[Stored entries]
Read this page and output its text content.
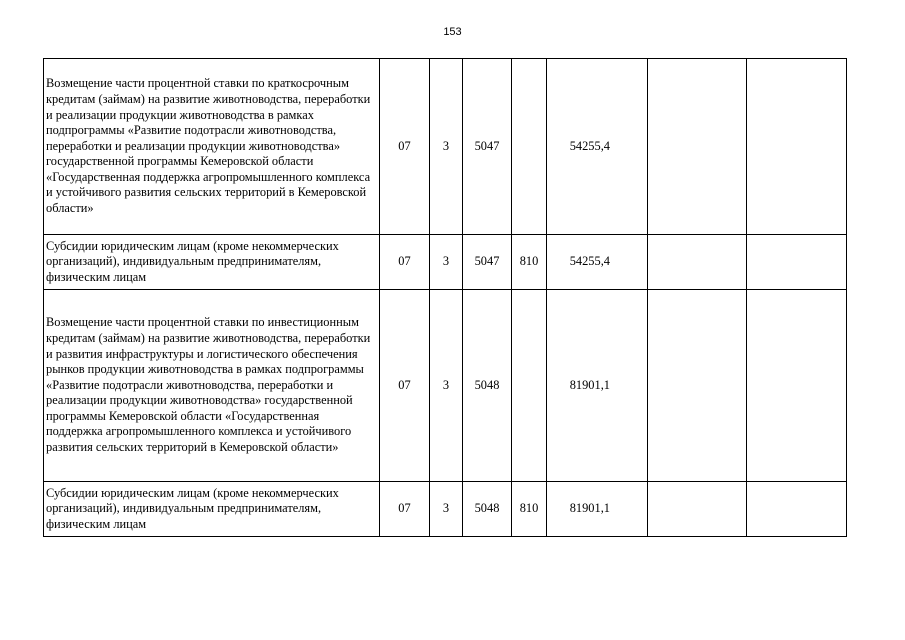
153
Возмещение части процентной ставки по краткосрочным кредитам (займам) на развитие животноводства, переработки и реализации продукции животноводства в рамках подпрограммы «Развитие подотрасли животноводства, переработки и реализации продукции животноводства» государственной программы Кемеровской области «Государственная поддержка агропромышленного комплекса и устойчивого развития сельских территорий в Кемеровской области»	07	3	5047		54255,4		
Субсидии юридическим лицам (кроме некоммерческих организаций), индивидуальным предпринимателям, физическим лицам	07	3	5047	810	54255,4		
Возмещение части процентной ставки по инвестиционным кредитам (займам) на развитие животноводства, переработки и развития инфраструктуры и логистического обеспечения рынков продукции животноводства в рамках подпрограммы «Развитие подотрасли животноводства, переработки и реализации продукции животноводства» государственной программы Кемеровской области «Государственная поддержка агропромышленного комплекса и устойчивого развития сельских территорий в Кемеровской области»	07	3	5048		81901,1		
Субсидии юридическим лицам (кроме некоммерческих организаций), индивидуальным предпринимателям, физическим лицам	07	3	5048	810	81901,1		
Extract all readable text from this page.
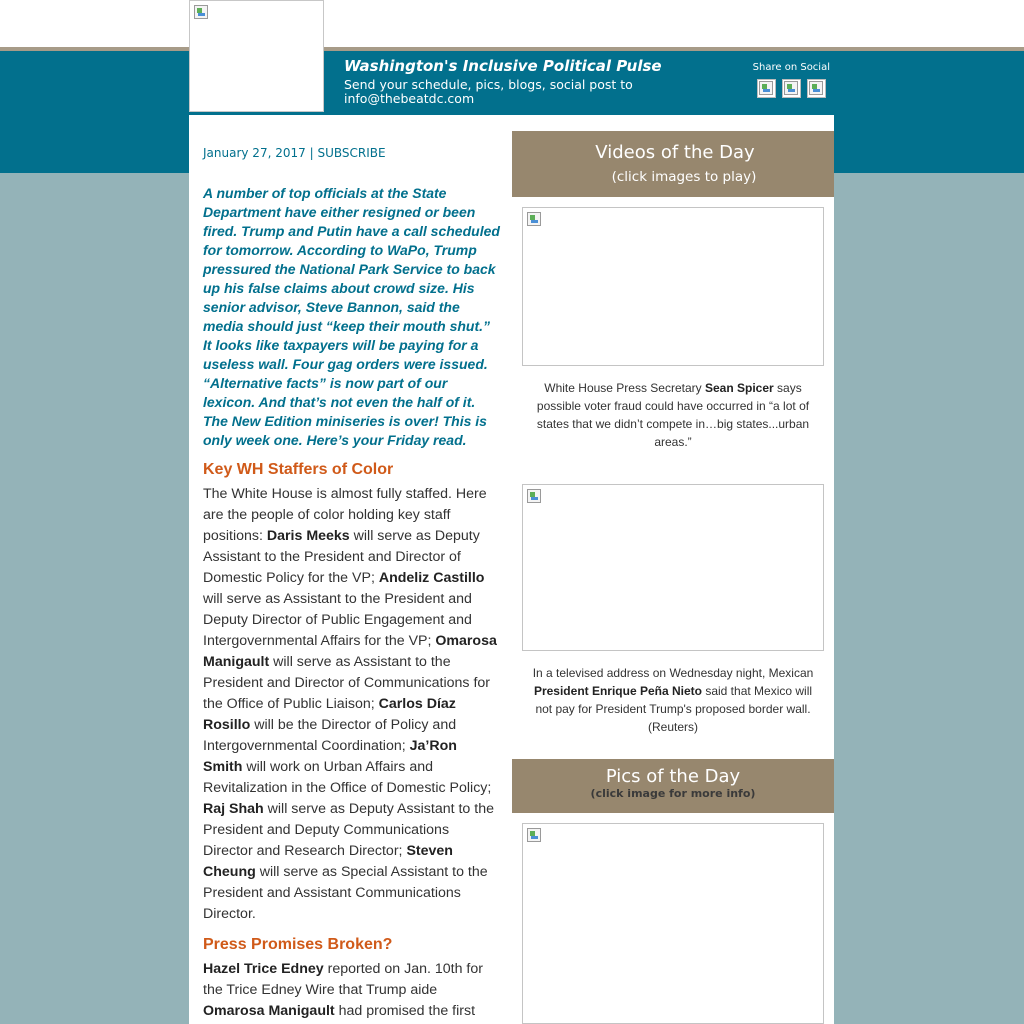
Washington's Inclusive Political Pulse
Send your schedule, pics, blogs, social post to info@thebeatdc.com
Share on Social
January 27, 2017 | SUBSCRIBE

A number of top officials at the State Department have either resigned or been fired. Trump and Putin have a call scheduled for tomorrow. According to WaPo, Trump pressured the National Park Service to back up his false claims about crowd size. His senior advisor, Steve Bannon, said the media should just “keep their mouth shut.” It looks like taxpayers will be paying for a useless wall. Four gag orders were issued. “Alternative facts” is now part of our lexicon. And that’s not even the half of it. The New Edition miniseries is over! This is only week one. Here’s your Friday read.

Key WH Staffers of Color

The White House is almost fully staffed. Here are the people of color holding key staff positions: Daris Meeks will serve as Deputy Assistant to the President and Director of Domestic Policy for the VP; Andeliz Castillo will serve as Assistant to the President and Deputy Director of Public Engagement and Intergovernmental Affairs for the VP; Omarosa Manigault will serve as Assistant to the President and Director of Communications for the Office of Public Liaison; Carlos Díaz Rosillo will be the Director of Policy and Intergovernmental Coordination; Ja’Ron Smith will work on Urban Affairs and Revitalization in the Office of Domestic Policy; Raj Shah will serve as Deputy Assistant to the President and Deputy Communications Director and Research Director; Steven Cheung will serve as Special Assistant to the President and Assistant Communications Director.

Press Promises Broken?

Hazel Trice Edney reported on Jan. 10th for the Trice Edney Wire that Trump aide Omarosa Manigault had promised the first

Videos of the Day
(click images to play)

White House Press Secretary Sean Spicer says possible voter fraud could have occurred in “a lot of states that we didn’t compete in…big states...urban areas.”

In a televised address on Wednesday night, Mexican President Enrique Peña Nieto said that Mexico will not pay for President Trump's proposed border wall. (Reuters)

Pics of the Day
(click image for more info)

▶ Problem description: List all lines above in which the string "территорий" appears.

▶ Exercise answer:
Возмещение части процентной ставки по краткосрочным кредитам (займам) на развитие животноводства, переработки и реализации продукции животноводства в рамках подпрограммы «Развитие подотрасли животноводства, переработки и реализации продукции животноводства» государственной программы Кемеровской области «Государственная поддержка агропромышленного комплекса и устойчивого развития сельских территорий в Кемеровской области»	07	3	5047		54255,4		
Возмещение части процентной ставки по инвестиционным кредитам (займам) на развитие животноводства, переработки и развития инфраструктуры и логистического обеспечения рынков продукции животноводства в рамках подпрограммы «Развитие подотрасли животноводства, переработки и реализации продукции животноводства» государственной программы Кемеровской области «Государственная поддержка агропромышленного комплекса и устойчивого развития сельских территорий в Кемеровской области»	07	3	5048		81901,1		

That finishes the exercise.